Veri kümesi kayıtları
•••••
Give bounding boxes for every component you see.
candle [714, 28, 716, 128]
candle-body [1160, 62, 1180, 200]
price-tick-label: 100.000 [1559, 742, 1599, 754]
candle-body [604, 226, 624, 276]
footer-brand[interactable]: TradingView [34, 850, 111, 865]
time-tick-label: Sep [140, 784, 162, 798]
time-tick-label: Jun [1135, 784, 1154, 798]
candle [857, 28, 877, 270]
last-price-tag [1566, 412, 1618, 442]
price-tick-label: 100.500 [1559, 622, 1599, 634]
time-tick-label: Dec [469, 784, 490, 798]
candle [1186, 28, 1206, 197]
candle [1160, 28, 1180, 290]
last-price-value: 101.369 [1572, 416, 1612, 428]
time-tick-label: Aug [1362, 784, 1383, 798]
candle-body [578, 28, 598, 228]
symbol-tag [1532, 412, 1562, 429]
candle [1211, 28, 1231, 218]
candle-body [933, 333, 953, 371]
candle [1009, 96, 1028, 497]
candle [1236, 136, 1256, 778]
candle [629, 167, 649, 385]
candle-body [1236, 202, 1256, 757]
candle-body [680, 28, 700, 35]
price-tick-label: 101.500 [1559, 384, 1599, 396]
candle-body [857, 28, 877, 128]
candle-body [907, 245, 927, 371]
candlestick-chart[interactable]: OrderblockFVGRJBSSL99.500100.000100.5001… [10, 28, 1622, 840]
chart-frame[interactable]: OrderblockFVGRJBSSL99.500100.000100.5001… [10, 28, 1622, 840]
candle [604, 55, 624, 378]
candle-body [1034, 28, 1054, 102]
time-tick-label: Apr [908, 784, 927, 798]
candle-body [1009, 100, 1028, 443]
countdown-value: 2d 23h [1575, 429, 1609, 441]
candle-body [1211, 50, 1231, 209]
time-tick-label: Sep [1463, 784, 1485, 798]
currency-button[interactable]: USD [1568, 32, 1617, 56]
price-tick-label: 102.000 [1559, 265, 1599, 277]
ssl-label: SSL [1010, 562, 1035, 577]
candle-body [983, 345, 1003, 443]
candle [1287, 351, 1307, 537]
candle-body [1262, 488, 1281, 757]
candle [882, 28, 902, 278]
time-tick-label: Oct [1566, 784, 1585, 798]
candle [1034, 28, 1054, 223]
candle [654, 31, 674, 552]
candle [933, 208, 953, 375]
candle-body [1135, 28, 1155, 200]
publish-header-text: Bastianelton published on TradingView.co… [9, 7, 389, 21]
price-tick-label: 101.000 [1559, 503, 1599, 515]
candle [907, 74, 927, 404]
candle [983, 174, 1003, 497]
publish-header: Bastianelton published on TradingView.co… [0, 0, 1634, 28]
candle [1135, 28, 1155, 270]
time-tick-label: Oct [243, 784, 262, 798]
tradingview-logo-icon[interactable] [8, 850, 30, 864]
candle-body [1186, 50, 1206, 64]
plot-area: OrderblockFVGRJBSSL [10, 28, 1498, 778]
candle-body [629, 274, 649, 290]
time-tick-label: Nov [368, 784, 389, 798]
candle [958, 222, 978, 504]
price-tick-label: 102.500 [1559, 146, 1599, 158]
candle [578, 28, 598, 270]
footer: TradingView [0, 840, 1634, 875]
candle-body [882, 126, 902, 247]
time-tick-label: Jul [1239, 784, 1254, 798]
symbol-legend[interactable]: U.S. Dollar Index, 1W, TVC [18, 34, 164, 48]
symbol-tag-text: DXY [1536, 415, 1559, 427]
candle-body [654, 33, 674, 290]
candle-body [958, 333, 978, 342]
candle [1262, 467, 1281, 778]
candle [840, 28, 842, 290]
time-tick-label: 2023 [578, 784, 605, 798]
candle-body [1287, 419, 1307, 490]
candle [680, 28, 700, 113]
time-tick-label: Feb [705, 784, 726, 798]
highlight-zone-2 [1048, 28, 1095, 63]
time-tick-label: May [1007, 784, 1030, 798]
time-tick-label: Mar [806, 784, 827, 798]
•••••
- _Kısa alıştırma_
Yukarıdaki kayıtların tamamını, her satırı hiçbir değişiklik yapmadan yeniden yazar mısın?

- _Eksiksiz cevap_
Give bounding boxes for every component you see.
candle [714, 28, 716, 128]
candle-body [1160, 62, 1180, 200]
price-tick-label: 100.000 [1559, 742, 1599, 754]
candle-body [604, 226, 624, 276]
footer-brand[interactable]: TradingView [34, 850, 111, 865]
time-tick-label: Sep [140, 784, 162, 798]
time-tick-label: Jun [1135, 784, 1154, 798]
candle [857, 28, 877, 270]
last-price-tag [1566, 412, 1618, 442]
price-tick-label: 100.500 [1559, 622, 1599, 634]
time-tick-label: Dec [469, 784, 490, 798]
candle [1186, 28, 1206, 197]
candle [1160, 28, 1180, 290]
last-price-value: 101.369 [1572, 416, 1612, 428]
time-tick-label: Aug [1362, 784, 1383, 798]
candle-body [578, 28, 598, 228]
symbol-tag [1532, 412, 1562, 429]
candle [1211, 28, 1231, 218]
candle-body [933, 333, 953, 371]
candle [1009, 96, 1028, 497]
candle [1236, 136, 1256, 778]
candle [629, 167, 649, 385]
candle-body [1236, 202, 1256, 757]
candle-body [680, 28, 700, 35]
price-tick-label: 101.500 [1559, 384, 1599, 396]
candle-body [857, 28, 877, 128]
candle-body [907, 245, 927, 371]
candlestick-chart[interactable]: OrderblockFVGRJBSSL99.500100.000100.5001… [10, 28, 1622, 840]
chart-frame[interactable]: OrderblockFVGRJBSSL99.500100.000100.5001… [10, 28, 1622, 840]
candle [604, 55, 624, 378]
candle-body [1034, 28, 1054, 102]
time-tick-label: Apr [908, 784, 927, 798]
candle-body [1009, 100, 1028, 443]
countdown-value: 2d 23h [1575, 429, 1609, 441]
candle-body [1211, 50, 1231, 209]
time-tick-label: Sep [1463, 784, 1485, 798]
currency-button[interactable]: USD [1568, 32, 1617, 56]
price-tick-label: 102.000 [1559, 265, 1599, 277]
ssl-label: SSL [1010, 562, 1035, 577]
candle-body [983, 345, 1003, 443]
candle [1287, 351, 1307, 537]
candle-body [1262, 488, 1281, 757]
candle [882, 28, 902, 278]
time-tick-label: Oct [1566, 784, 1585, 798]
candle [1034, 28, 1054, 223]
candle [654, 31, 674, 552]
candle [933, 208, 953, 375]
candle-body [1135, 28, 1155, 200]
publish-header-text: Bastianelton published on TradingView.co… [9, 7, 389, 21]
price-tick-label: 101.000 [1559, 503, 1599, 515]
candle [907, 74, 927, 404]
candle [983, 174, 1003, 497]
publish-header: Bastianelton published on TradingView.co… [0, 0, 1634, 28]
candle [1135, 28, 1155, 270]
time-tick-label: Oct [243, 784, 262, 798]
tradingview-logo-icon[interactable] [8, 850, 30, 864]
candle-body [1186, 50, 1206, 64]
plot-area: OrderblockFVGRJBSSL [10, 28, 1498, 778]
candle-body [629, 274, 649, 290]
time-tick-label: Nov [368, 784, 389, 798]
candle [958, 222, 978, 504]
price-tick-label: 102.500 [1559, 146, 1599, 158]
candle [578, 28, 598, 270]
footer: TradingView [0, 840, 1634, 875]
candle-body [882, 126, 902, 247]
time-tick-label: Jul [1239, 784, 1254, 798]
symbol-legend[interactable]: U.S. Dollar Index, 1W, TVC [18, 34, 164, 48]
symbol-tag-text: DXY [1536, 415, 1559, 427]
candle-body [654, 33, 674, 290]
candle-body [958, 333, 978, 342]
candle [1262, 467, 1281, 778]
candle [840, 28, 842, 290]
time-tick-label: 2023 [578, 784, 605, 798]
candle-body [1287, 419, 1307, 490]
candle [680, 28, 700, 113]
time-tick-label: Feb [705, 784, 726, 798]
highlight-zone-2 [1048, 28, 1095, 63]
time-tick-label: May [1007, 784, 1030, 798]
time-tick-label: Mar [806, 784, 827, 798]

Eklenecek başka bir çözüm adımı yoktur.